◆ Figure dataset records ◆
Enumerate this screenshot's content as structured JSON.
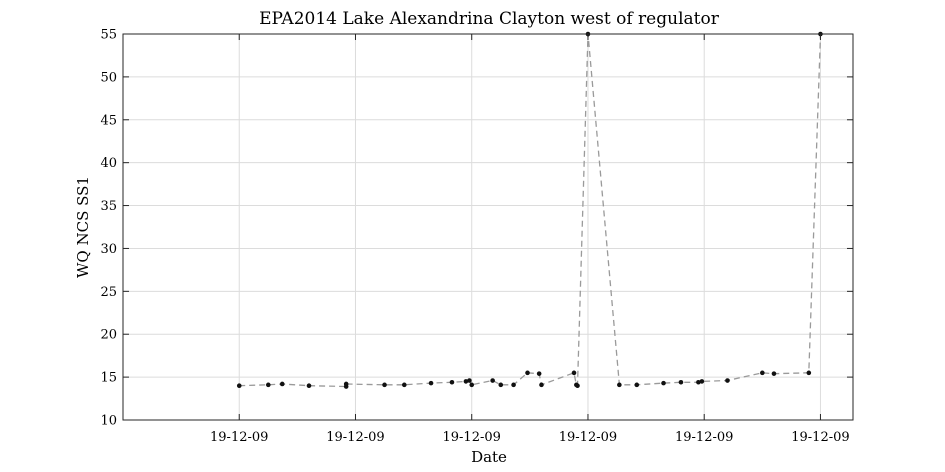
{
  "chart_data": {
    "type": "line",
    "title": "EPA2014 Lake Alexandrina Clayton west of regulator",
    "xlabel": "Date",
    "ylabel": "WQ NCS SS1",
    "ylim": [
      10,
      55
    ],
    "yticks": [
      10,
      15,
      20,
      25,
      30,
      35,
      40,
      45,
      50,
      55
    ],
    "xtick_labels": [
      "19-12-09",
      "19-12-09",
      "19-12-09",
      "19-12-09",
      "19-12-09",
      "19-12-09"
    ],
    "grid": true,
    "legend": "none",
    "line_color": "#9a9a9a",
    "marker_color": "#111111",
    "series": [
      {
        "x": [
          1.0,
          1.25,
          1.37,
          1.6,
          1.92,
          1.92,
          2.25,
          2.42,
          2.65,
          2.83,
          2.95,
          2.98,
          3.0,
          3.18,
          3.25,
          3.36,
          3.48,
          3.58,
          3.6,
          3.88,
          3.9,
          3.91,
          4.0,
          4.27,
          4.42,
          4.65,
          4.8,
          4.95,
          4.98,
          5.2,
          5.5,
          5.6,
          5.9,
          6.0
        ],
        "y": [
          14.0,
          14.1,
          14.2,
          14.0,
          13.9,
          14.2,
          14.1,
          14.1,
          14.3,
          14.4,
          14.5,
          14.6,
          14.1,
          14.6,
          14.1,
          14.1,
          15.5,
          15.4,
          14.1,
          15.5,
          14.1,
          14.0,
          55.0,
          14.1,
          14.1,
          14.3,
          14.4,
          14.4,
          14.5,
          14.6,
          15.5,
          15.4,
          15.5,
          55.0
        ]
      }
    ]
  }
}
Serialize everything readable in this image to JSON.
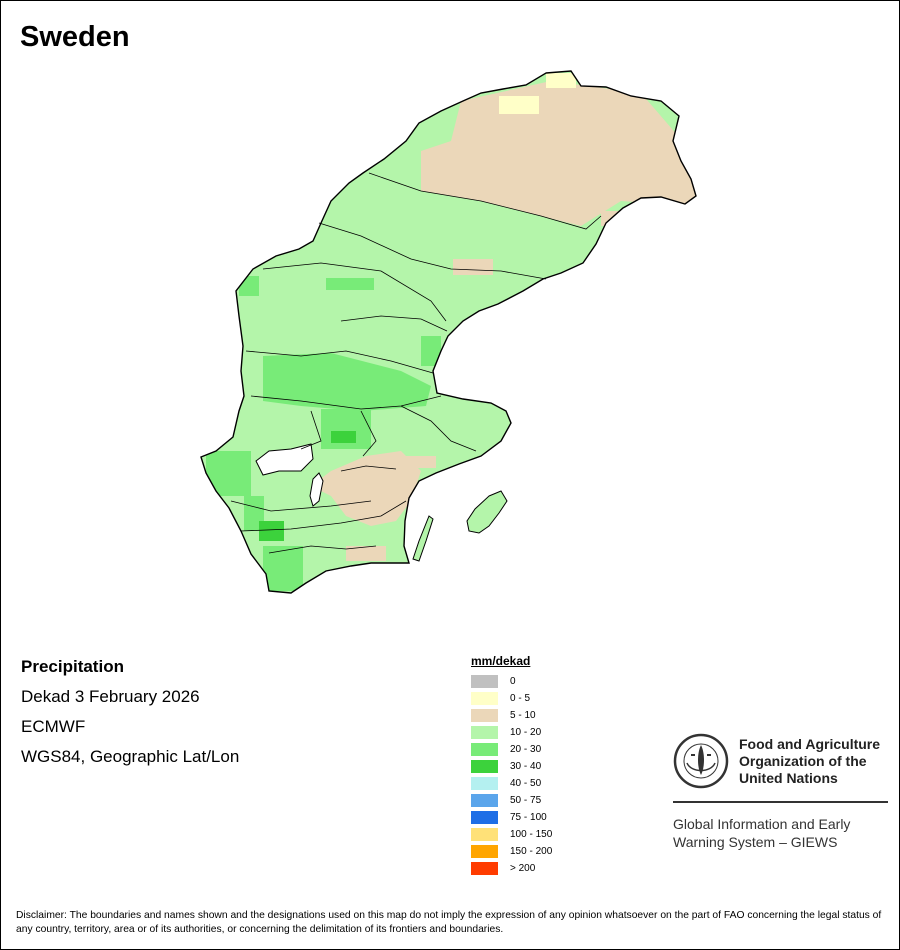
{
  "title": "Sweden",
  "info": {
    "variable": "Precipitation",
    "period": "Dekad 3 February 2026",
    "model": "ECMWF",
    "projection": "WGS84, Geographic Lat/Lon"
  },
  "legend": {
    "title": "mm/dekad",
    "items": [
      {
        "label": "0",
        "color": "#c0c0c0"
      },
      {
        "label": "0 - 5",
        "color": "#ffffc8"
      },
      {
        "label": "5 - 10",
        "color": "#ebd7b9"
      },
      {
        "label": "10 - 20",
        "color": "#b4f5aa"
      },
      {
        "label": "20 - 30",
        "color": "#78eb78"
      },
      {
        "label": "30 - 40",
        "color": "#3cd23c"
      },
      {
        "label": "40 - 50",
        "color": "#b4f0f0"
      },
      {
        "label": "50 - 75",
        "color": "#5aa5eb"
      },
      {
        "label": "75 - 100",
        "color": "#1e6ee6"
      },
      {
        "label": "100 - 150",
        "color": "#ffe178"
      },
      {
        "label": "150 - 200",
        "color": "#ffa500"
      },
      {
        "label": "> 200",
        "color": "#ff3c00"
      }
    ]
  },
  "fao": {
    "name_line1": "Food and Agriculture",
    "name_line2": "Organization of the",
    "name_line3": "United Nations",
    "giews_line1": "Global Information and Early",
    "giews_line2": "Warning System – GIEWS"
  },
  "disclaimer": "Disclaimer: The boundaries and names shown and the designations used on this map do not imply the expression of any opinion whatsoever on the part of FAO concerning the legal status of any country, territory, area or of its authorities, or concerning the delimitation of its frontiers and boundaries."
}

◆ Job ◆
Copy out the lines in which the string "JSON" appears.

◆ Answer to the exercise ◆
Enumerate this screenshot's content as structured JSON.
Serialize everything readable in this image to JSON.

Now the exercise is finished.